# Your goal
Quote every line as written. Omit pictures.

>>>>

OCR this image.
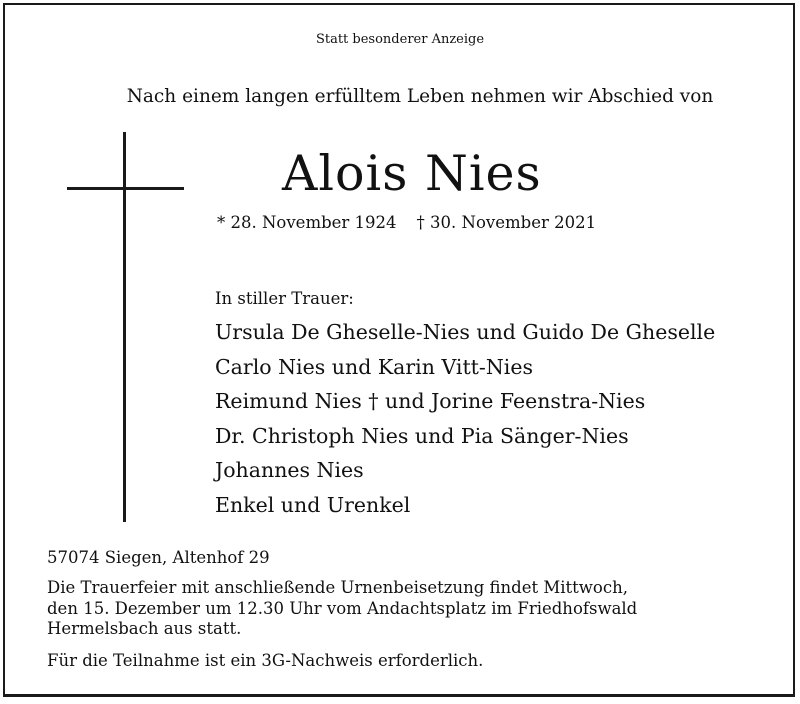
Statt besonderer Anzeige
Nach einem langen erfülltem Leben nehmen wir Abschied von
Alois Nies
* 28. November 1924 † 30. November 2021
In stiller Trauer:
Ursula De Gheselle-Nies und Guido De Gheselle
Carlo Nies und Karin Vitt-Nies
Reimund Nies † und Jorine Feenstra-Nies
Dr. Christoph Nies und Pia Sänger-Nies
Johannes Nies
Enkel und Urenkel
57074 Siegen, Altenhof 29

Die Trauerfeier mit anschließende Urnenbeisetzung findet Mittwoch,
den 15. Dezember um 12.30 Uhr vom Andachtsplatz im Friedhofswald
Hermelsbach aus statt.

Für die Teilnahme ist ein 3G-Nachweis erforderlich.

<<<<

# Expected output
OCR this image.
Statt besonderer Anzeige
Nach einem langen erfülltem Leben nehmen wir Abschied von
Alois Nies
* 28. November 1924 † 30. November 2021
In stiller Trauer:
Ursula De Gheselle-Nies und Guido De Gheselle
Carlo Nies und Karin Vitt-Nies
Reimund Nies † und Jorine Feenstra-Nies
Dr. Christoph Nies und Pia Sänger-Nies
Johannes Nies
Enkel und Urenkel
57074 Siegen, Altenhof 29

Die Trauerfeier mit anschließende Urnenbeisetzung findet Mittwoch,
den 15. Dezember um 12.30 Uhr vom Andachtsplatz im Friedhofswald
Hermelsbach aus statt.

Für die Teilnahme ist ein 3G-Nachweis erforderlich.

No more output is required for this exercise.